Items from a dataset:
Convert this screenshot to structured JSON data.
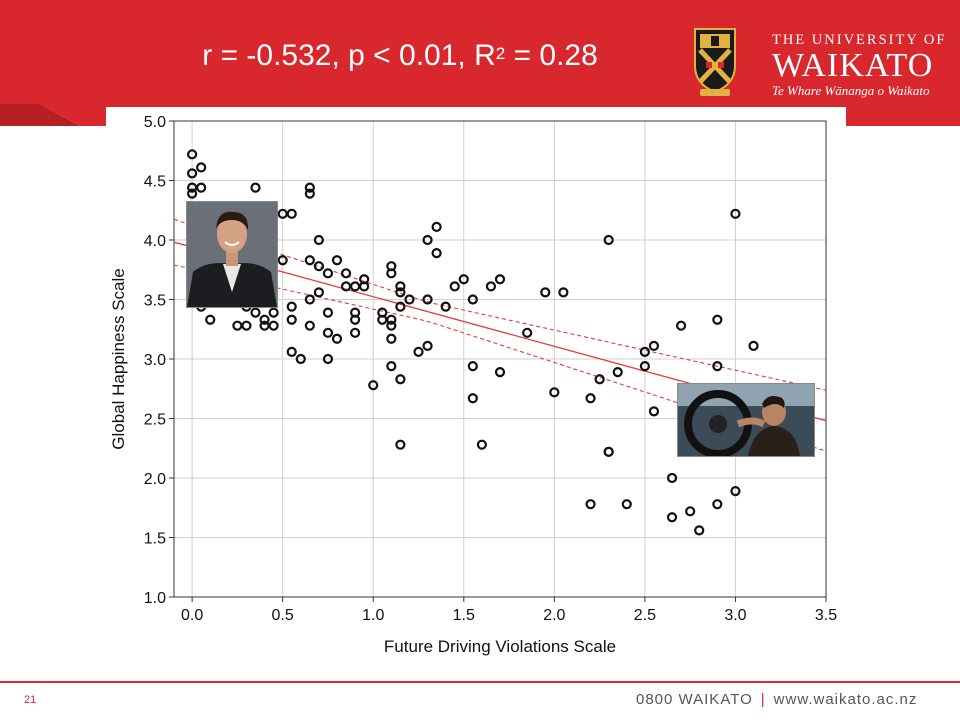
{
  "slide": {
    "title_prefix": "r = -0.532, p < 0.01, R",
    "title_sup": "2",
    "title_suffix": " = 0.28",
    "page_number": "21",
    "phone": "0800 WAIKATO",
    "separator": "|",
    "website": "www.waikato.ac.nz",
    "colors": {
      "brand_red": "#d9272e",
      "dark_red": "#b81f25",
      "white": "#ffffff"
    }
  },
  "logo": {
    "line1": "THE UNIVERSITY OF",
    "line2": "WAIKATO",
    "line3": "Te Whare Wānanga o Waikato",
    "crest_icon": "university-crest-icon"
  },
  "photos": [
    {
      "name": "smiling-man-in-suit-photo"
    },
    {
      "name": "driver-at-steering-wheel-photo"
    }
  ],
  "chart_data": {
    "type": "scatter",
    "title": "",
    "xlabel": "Future Driving Violations Scale",
    "ylabel": "Global Happiness Scale",
    "xlim": [
      -0.1,
      3.5
    ],
    "ylim": [
      1.0,
      5.0
    ],
    "xticks": [
      "0.0",
      "0.5",
      "1.0",
      "1.5",
      "2.0",
      "2.5",
      "3.0",
      "3.5"
    ],
    "yticks": [
      "1.0",
      "1.5",
      "2.0",
      "2.5",
      "3.0",
      "3.5",
      "4.0",
      "4.5",
      "5.0"
    ],
    "xtick_values": [
      0.0,
      0.5,
      1.0,
      1.5,
      2.0,
      2.5,
      3.0,
      3.5
    ],
    "ytick_values": [
      1.0,
      1.5,
      2.0,
      2.5,
      3.0,
      3.5,
      4.0,
      4.5,
      5.0
    ],
    "grid": true,
    "points": [
      [
        0.0,
        4.72
      ],
      [
        0.0,
        4.56
      ],
      [
        0.0,
        4.44
      ],
      [
        0.0,
        4.39
      ],
      [
        0.05,
        4.61
      ],
      [
        0.05,
        4.44
      ],
      [
        0.05,
        3.44
      ],
      [
        0.1,
        3.33
      ],
      [
        0.25,
        3.28
      ],
      [
        0.3,
        3.28
      ],
      [
        0.3,
        3.44
      ],
      [
        0.35,
        4.44
      ],
      [
        0.35,
        3.39
      ],
      [
        0.4,
        3.33
      ],
      [
        0.4,
        3.28
      ],
      [
        0.45,
        3.28
      ],
      [
        0.45,
        3.39
      ],
      [
        0.5,
        3.83
      ],
      [
        0.5,
        4.22
      ],
      [
        0.55,
        4.22
      ],
      [
        0.55,
        3.44
      ],
      [
        0.55,
        3.33
      ],
      [
        0.55,
        3.06
      ],
      [
        0.6,
        3.0
      ],
      [
        0.65,
        4.44
      ],
      [
        0.65,
        4.39
      ],
      [
        0.65,
        3.83
      ],
      [
        0.65,
        3.5
      ],
      [
        0.65,
        3.28
      ],
      [
        0.7,
        4.0
      ],
      [
        0.7,
        3.78
      ],
      [
        0.7,
        3.56
      ],
      [
        0.75,
        3.72
      ],
      [
        0.75,
        3.39
      ],
      [
        0.75,
        3.22
      ],
      [
        0.75,
        3.0
      ],
      [
        0.8,
        3.83
      ],
      [
        0.8,
        3.17
      ],
      [
        0.85,
        3.72
      ],
      [
        0.85,
        3.61
      ],
      [
        0.9,
        3.61
      ],
      [
        0.9,
        3.39
      ],
      [
        0.9,
        3.33
      ],
      [
        0.9,
        3.22
      ],
      [
        0.95,
        3.67
      ],
      [
        0.95,
        3.61
      ],
      [
        1.0,
        2.78
      ],
      [
        1.05,
        3.39
      ],
      [
        1.05,
        3.33
      ],
      [
        1.1,
        3.78
      ],
      [
        1.1,
        3.72
      ],
      [
        1.1,
        3.33
      ],
      [
        1.1,
        3.28
      ],
      [
        1.1,
        3.17
      ],
      [
        1.1,
        2.94
      ],
      [
        1.15,
        3.61
      ],
      [
        1.15,
        3.56
      ],
      [
        1.15,
        3.44
      ],
      [
        1.15,
        2.83
      ],
      [
        1.15,
        2.28
      ],
      [
        1.2,
        3.5
      ],
      [
        1.25,
        3.06
      ],
      [
        1.3,
        4.0
      ],
      [
        1.3,
        3.5
      ],
      [
        1.3,
        3.11
      ],
      [
        1.35,
        4.11
      ],
      [
        1.35,
        3.89
      ],
      [
        1.4,
        3.44
      ],
      [
        1.45,
        3.61
      ],
      [
        1.5,
        3.67
      ],
      [
        1.55,
        3.5
      ],
      [
        1.55,
        2.94
      ],
      [
        1.55,
        2.67
      ],
      [
        1.6,
        2.28
      ],
      [
        1.65,
        3.61
      ],
      [
        1.7,
        3.67
      ],
      [
        1.7,
        2.89
      ],
      [
        1.85,
        3.22
      ],
      [
        1.95,
        3.56
      ],
      [
        2.0,
        2.72
      ],
      [
        2.05,
        3.56
      ],
      [
        2.2,
        2.67
      ],
      [
        2.2,
        1.78
      ],
      [
        2.25,
        2.83
      ],
      [
        2.3,
        4.0
      ],
      [
        2.3,
        2.22
      ],
      [
        2.3,
        2.22
      ],
      [
        2.35,
        2.89
      ],
      [
        2.4,
        1.78
      ],
      [
        2.5,
        3.06
      ],
      [
        2.5,
        2.94
      ],
      [
        2.55,
        3.11
      ],
      [
        2.55,
        2.56
      ],
      [
        2.65,
        2.0
      ],
      [
        2.65,
        1.67
      ],
      [
        2.7,
        3.28
      ],
      [
        2.75,
        1.72
      ],
      [
        2.8,
        1.56
      ],
      [
        2.9,
        3.33
      ],
      [
        2.9,
        2.94
      ],
      [
        2.9,
        1.78
      ],
      [
        3.0,
        4.22
      ],
      [
        3.0,
        1.89
      ],
      [
        3.1,
        3.11
      ]
    ],
    "regression": {
      "intercept": 3.94,
      "slope": -0.4167,
      "ci_offset": 0.08,
      "color": "#e33b3b"
    },
    "marker_color": "#111111"
  }
}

> **DIRECTIONS FOR THIS TASK**: Read the data above. Pull out each line in which the string "name" appears.

> **ANSWER**:
      "name": "smiling-man-in-suit-photo"
      "name": "driver-at-steering-wheel-photo"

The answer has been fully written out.